- Image records of document pages -
□ □ □ □ □ □ □
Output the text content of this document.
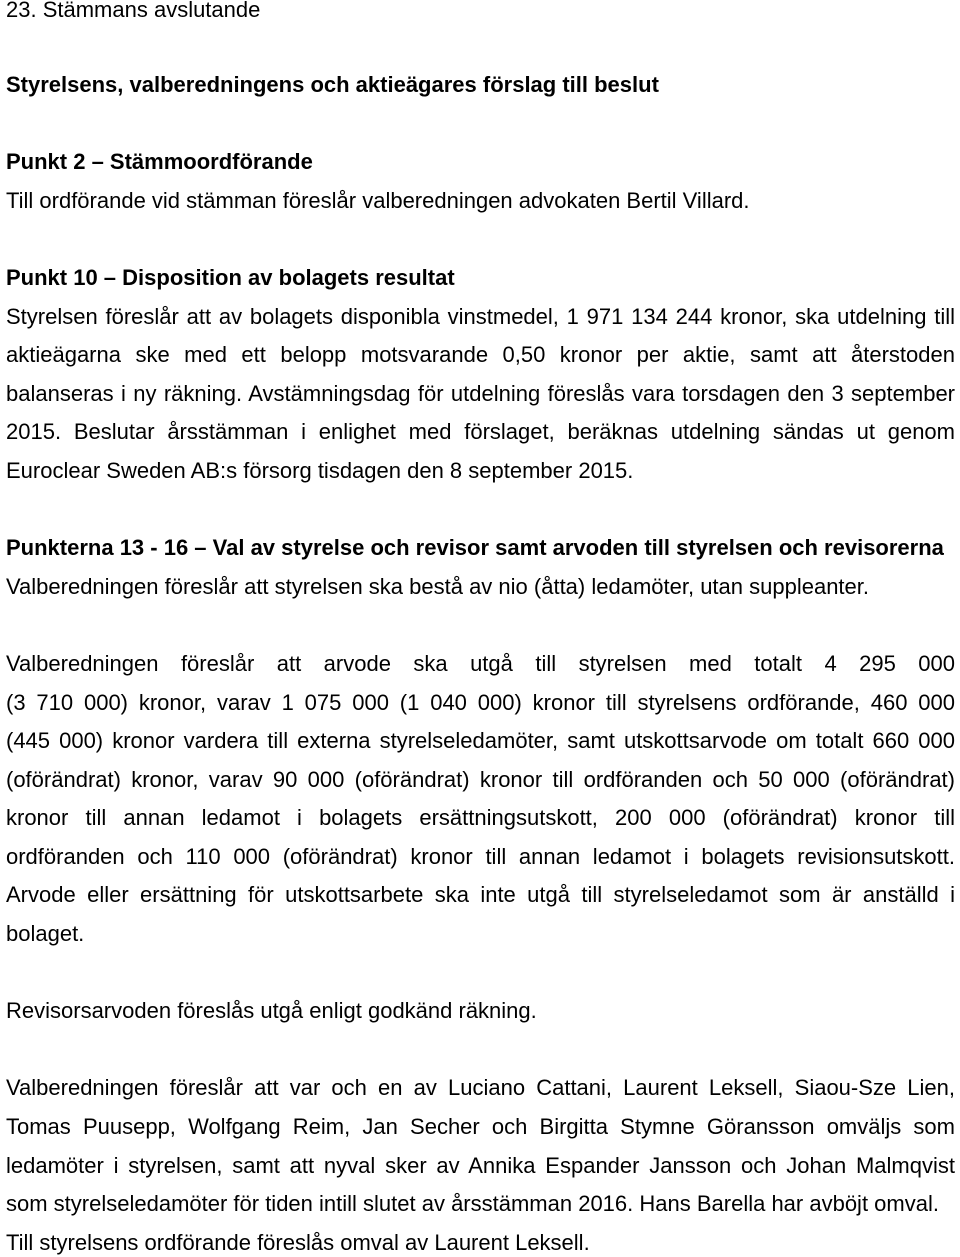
23. Stämmans avslutande
Styrelsens, valberedningens och aktieägares förslag till beslut
Punkt 2 – Stämmoordförande
Till ordförande vid stämman föreslår valberedningen advokaten Bertil Villard.
Punkt 10 – Disposition av bolagets resultat
Styrelsen föreslår att av bolagets disponibla vinstmedel, 1 971 134 244 kronor, ska utdelning till
aktieägarna ske med ett belopp motsvarande 0,50 kronor per aktie, samt att återstoden
balanseras i ny räkning. Avstämningsdag för utdelning föreslås vara torsdagen den 3 september
2015. Beslutar årsstämman i enlighet med förslaget, beräknas utdelning sändas ut genom
Euroclear Sweden AB:s försorg tisdagen den 8 september 2015.
Punkterna 13 - 16 – Val av styrelse och revisor samt arvoden till styrelsen och revisorerna
Valberedningen föreslår att styrelsen ska bestå av nio (åtta) ledamöter, utan suppleanter.
Valberedningen föreslår att arvode ska utgå till styrelsen med totalt 4 295 000
(3 710 000) kronor, varav 1 075 000 (1 040 000) kronor till styrelsens ordförande, 460 000
(445 000) kronor vardera till externa styrelseledamöter, samt utskottsarvode om totalt 660 000
(oförändrat) kronor, varav 90 000 (oförändrat) kronor till ordföranden och 50 000 (oförändrat)
kronor till annan ledamot i bolagets ersättningsutskott, 200 000 (oförändrat) kronor till
ordföranden och 110 000 (oförändrat) kronor till annan ledamot i bolagets revisionsutskott.
Arvode eller ersättning för utskottsarbete ska inte utgå till styrelseledamot som är anställd i
bolaget.
Revisorsarvoden föreslås utgå enligt godkänd räkning.
Valberedningen föreslår att var och en av Luciano Cattani, Laurent Leksell, Siaou-Sze Lien,
Tomas Puusepp, Wolfgang Reim, Jan Secher och Birgitta Stymne Göransson omväljs som
ledamöter i styrelsen, samt att nyval sker av Annika Espander Jansson och Johan Malmqvist
som styrelseledamöter för tiden intill slutet av årsstämman 2016. Hans Barella har avböjt omval.
Till styrelsens ordförande föreslås omval av Laurent Leksell.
□ □ □ □ □ □ □
- ASSIGNMENT -
Print each record as it appears above, dropping every picture from the copy.

- OUTPUT FOR THIS EXERCISE -
Output the text content of this document.
23. Stämmans avslutande
Styrelsens, valberedningens och aktieägares förslag till beslut
Punkt 2 – Stämmoordförande
Till ordförande vid stämman föreslår valberedningen advokaten Bertil Villard.
Punkt 10 – Disposition av bolagets resultat
Styrelsen föreslår att av bolagets disponibla vinstmedel, 1 971 134 244 kronor, ska utdelning till
aktieägarna ske med ett belopp motsvarande 0,50 kronor per aktie, samt att återstoden
balanseras i ny räkning. Avstämningsdag för utdelning föreslås vara torsdagen den 3 september
2015. Beslutar årsstämman i enlighet med förslaget, beräknas utdelning sändas ut genom
Euroclear Sweden AB:s försorg tisdagen den 8 september 2015.
Punkterna 13 - 16 – Val av styrelse och revisor samt arvoden till styrelsen och revisorerna
Valberedningen föreslår att styrelsen ska bestå av nio (åtta) ledamöter, utan suppleanter.
Valberedningen föreslår att arvode ska utgå till styrelsen med totalt 4 295 000
(3 710 000) kronor, varav 1 075 000 (1 040 000) kronor till styrelsens ordförande, 460 000
(445 000) kronor vardera till externa styrelseledamöter, samt utskottsarvode om totalt 660 000
(oförändrat) kronor, varav 90 000 (oförändrat) kronor till ordföranden och 50 000 (oförändrat)
kronor till annan ledamot i bolagets ersättningsutskott, 200 000 (oförändrat) kronor till
ordföranden och 110 000 (oförändrat) kronor till annan ledamot i bolagets revisionsutskott.
Arvode eller ersättning för utskottsarbete ska inte utgå till styrelseledamot som är anställd i
bolaget.
Revisorsarvoden föreslås utgå enligt godkänd räkning.
Valberedningen föreslår att var och en av Luciano Cattani, Laurent Leksell, Siaou-Sze Lien,
Tomas Puusepp, Wolfgang Reim, Jan Secher och Birgitta Stymne Göransson omväljs som
ledamöter i styrelsen, samt att nyval sker av Annika Espander Jansson och Johan Malmqvist
som styrelseledamöter för tiden intill slutet av årsstämman 2016. Hans Barella har avböjt omval.
Till styrelsens ordförande föreslås omval av Laurent Leksell.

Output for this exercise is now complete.